▶ _Data extracted from a collection_:
____

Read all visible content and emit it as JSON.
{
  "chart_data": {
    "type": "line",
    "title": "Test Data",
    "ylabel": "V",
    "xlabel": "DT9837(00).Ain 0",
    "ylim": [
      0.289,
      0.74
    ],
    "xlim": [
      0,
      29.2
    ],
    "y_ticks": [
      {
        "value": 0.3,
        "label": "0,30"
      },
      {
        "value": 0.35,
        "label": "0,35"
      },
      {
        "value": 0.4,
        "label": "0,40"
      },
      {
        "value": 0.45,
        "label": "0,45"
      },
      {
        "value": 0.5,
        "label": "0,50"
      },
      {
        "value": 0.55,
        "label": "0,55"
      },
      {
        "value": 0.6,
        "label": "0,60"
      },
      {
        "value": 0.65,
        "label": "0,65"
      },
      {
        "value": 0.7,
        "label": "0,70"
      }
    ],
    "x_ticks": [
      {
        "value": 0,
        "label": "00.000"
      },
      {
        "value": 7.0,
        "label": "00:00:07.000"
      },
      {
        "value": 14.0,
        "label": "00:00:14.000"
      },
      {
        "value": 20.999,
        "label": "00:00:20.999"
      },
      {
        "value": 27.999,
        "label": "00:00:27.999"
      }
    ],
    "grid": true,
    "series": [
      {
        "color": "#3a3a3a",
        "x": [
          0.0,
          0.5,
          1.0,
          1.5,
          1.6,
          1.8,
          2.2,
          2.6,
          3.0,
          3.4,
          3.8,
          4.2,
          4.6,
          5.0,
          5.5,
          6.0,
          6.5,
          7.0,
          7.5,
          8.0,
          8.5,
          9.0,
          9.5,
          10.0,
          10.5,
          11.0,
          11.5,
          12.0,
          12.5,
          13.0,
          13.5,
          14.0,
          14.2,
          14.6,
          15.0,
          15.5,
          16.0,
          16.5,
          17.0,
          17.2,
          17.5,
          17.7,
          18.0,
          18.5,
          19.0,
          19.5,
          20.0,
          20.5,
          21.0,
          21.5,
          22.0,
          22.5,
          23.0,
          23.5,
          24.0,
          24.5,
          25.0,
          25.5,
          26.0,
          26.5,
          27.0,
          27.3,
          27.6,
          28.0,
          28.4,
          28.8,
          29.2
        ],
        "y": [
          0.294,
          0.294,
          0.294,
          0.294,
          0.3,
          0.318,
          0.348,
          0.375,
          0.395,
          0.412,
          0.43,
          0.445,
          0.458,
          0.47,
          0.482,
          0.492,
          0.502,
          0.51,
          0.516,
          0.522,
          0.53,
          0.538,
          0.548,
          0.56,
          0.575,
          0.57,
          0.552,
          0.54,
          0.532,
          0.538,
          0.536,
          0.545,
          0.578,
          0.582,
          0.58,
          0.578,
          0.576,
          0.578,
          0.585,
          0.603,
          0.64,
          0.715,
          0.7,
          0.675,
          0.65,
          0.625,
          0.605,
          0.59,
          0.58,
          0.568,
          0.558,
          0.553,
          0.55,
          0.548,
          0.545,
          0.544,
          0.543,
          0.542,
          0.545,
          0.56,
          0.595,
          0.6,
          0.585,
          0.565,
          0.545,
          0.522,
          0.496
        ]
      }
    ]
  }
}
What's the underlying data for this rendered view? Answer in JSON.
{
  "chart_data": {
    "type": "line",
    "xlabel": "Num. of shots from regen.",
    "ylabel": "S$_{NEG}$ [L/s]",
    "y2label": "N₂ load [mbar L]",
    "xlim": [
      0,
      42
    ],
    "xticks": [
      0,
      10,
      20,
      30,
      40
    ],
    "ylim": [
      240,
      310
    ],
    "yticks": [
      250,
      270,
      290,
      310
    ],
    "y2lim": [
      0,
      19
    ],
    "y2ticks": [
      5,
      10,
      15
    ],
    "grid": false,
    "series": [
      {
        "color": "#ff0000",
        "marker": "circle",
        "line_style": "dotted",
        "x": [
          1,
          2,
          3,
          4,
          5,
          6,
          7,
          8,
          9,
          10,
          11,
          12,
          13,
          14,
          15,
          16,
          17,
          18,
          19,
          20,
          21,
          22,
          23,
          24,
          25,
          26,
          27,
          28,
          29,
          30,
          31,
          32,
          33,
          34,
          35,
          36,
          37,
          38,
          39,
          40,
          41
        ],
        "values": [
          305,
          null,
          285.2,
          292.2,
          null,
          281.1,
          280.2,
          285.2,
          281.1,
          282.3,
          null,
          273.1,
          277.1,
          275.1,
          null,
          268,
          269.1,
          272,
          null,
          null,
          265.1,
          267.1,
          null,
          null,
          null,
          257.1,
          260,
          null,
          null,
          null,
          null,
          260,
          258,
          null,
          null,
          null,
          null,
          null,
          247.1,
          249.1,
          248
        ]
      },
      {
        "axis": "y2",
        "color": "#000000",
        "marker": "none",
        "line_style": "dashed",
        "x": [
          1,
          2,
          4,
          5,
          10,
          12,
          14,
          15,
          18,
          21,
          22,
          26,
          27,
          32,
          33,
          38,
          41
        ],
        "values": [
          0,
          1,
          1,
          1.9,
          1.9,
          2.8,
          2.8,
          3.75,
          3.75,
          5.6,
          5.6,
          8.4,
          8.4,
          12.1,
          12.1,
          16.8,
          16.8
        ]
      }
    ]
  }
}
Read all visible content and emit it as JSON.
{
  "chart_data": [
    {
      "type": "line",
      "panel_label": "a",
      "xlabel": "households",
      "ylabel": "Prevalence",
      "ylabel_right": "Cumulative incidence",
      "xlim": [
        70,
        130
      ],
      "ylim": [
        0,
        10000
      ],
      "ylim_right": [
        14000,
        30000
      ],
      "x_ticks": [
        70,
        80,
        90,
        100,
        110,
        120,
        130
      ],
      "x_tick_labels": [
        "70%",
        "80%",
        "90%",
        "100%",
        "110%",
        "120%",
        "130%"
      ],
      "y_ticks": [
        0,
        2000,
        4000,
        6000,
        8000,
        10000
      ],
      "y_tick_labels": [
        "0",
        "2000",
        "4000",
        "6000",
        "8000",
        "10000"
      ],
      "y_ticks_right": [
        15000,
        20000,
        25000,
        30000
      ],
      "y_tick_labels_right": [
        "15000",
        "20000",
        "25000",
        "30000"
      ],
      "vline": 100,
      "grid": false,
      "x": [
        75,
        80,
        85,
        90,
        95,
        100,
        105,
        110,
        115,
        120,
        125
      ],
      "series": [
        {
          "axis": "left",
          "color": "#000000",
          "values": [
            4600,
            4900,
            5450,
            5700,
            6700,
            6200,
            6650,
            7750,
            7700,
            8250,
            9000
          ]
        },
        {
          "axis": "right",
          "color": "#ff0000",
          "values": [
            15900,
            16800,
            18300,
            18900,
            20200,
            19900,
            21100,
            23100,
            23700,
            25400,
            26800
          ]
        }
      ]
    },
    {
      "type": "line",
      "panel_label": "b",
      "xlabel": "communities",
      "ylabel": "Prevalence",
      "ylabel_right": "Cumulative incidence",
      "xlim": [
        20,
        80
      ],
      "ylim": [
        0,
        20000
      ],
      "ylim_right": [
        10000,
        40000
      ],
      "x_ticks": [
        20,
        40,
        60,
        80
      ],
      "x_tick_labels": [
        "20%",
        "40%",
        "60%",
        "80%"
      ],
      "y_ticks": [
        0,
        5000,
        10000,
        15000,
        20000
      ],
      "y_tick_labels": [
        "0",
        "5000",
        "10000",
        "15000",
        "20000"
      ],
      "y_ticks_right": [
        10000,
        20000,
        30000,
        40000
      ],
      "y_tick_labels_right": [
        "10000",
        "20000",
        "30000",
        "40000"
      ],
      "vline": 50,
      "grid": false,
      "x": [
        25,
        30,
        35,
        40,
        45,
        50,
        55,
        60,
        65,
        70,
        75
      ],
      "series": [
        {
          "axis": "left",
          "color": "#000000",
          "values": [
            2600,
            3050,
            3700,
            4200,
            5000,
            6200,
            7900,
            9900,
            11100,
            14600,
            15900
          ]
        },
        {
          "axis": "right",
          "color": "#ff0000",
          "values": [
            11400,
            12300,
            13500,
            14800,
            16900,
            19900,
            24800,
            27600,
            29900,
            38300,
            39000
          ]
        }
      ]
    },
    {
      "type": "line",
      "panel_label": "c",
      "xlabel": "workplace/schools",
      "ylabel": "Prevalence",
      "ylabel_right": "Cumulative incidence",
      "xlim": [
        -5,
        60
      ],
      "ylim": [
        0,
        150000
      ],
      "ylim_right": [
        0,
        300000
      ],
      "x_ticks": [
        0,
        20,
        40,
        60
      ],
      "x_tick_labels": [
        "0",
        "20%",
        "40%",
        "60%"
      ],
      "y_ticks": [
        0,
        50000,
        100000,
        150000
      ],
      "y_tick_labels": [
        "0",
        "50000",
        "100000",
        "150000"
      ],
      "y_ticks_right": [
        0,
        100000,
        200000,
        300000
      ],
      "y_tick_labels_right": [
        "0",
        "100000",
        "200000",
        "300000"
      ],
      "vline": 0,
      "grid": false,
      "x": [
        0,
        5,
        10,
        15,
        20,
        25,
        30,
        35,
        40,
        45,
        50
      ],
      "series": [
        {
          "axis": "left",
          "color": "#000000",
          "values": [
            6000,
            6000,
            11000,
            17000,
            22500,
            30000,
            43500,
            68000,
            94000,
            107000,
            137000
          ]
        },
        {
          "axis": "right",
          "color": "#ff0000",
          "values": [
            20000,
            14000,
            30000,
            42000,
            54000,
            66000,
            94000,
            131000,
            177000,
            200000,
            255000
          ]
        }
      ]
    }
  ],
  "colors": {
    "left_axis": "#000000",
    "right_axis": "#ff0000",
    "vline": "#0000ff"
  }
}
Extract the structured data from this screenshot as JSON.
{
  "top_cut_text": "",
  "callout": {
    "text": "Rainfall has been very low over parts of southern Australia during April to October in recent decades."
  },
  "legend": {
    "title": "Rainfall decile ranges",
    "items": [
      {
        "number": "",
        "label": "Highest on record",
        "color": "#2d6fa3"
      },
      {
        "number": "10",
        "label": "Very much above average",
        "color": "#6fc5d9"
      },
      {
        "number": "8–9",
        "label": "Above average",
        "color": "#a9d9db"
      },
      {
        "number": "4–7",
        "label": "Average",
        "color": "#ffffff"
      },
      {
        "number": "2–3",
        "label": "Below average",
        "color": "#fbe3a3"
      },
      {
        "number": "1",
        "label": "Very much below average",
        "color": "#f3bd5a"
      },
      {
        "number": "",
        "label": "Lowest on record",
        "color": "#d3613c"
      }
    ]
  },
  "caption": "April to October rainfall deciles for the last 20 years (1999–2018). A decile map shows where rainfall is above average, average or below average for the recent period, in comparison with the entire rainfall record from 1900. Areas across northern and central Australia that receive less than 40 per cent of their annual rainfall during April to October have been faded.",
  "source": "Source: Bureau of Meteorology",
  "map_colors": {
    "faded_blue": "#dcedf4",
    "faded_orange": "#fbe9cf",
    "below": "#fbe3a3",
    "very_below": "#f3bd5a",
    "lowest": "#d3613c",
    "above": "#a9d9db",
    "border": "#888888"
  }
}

____

▶ _Exercise requirements_: Scan the entries above. Copy each line that has the string "been".

▶ _Problem solution_:
    "text": "Rainfall has been very low over parts of southern Australia during April to October in recent decades."
  "caption": "April to October rainfall deciles for the last 20 years (1999–2018). A decile map shows where rainfall is above average, average or below average for the recent period, in comparison with the entire rainfall record from 1900. Areas across northern and central Australia that receive less than 40 per cent of their annual rainfall during April to October have been faded.",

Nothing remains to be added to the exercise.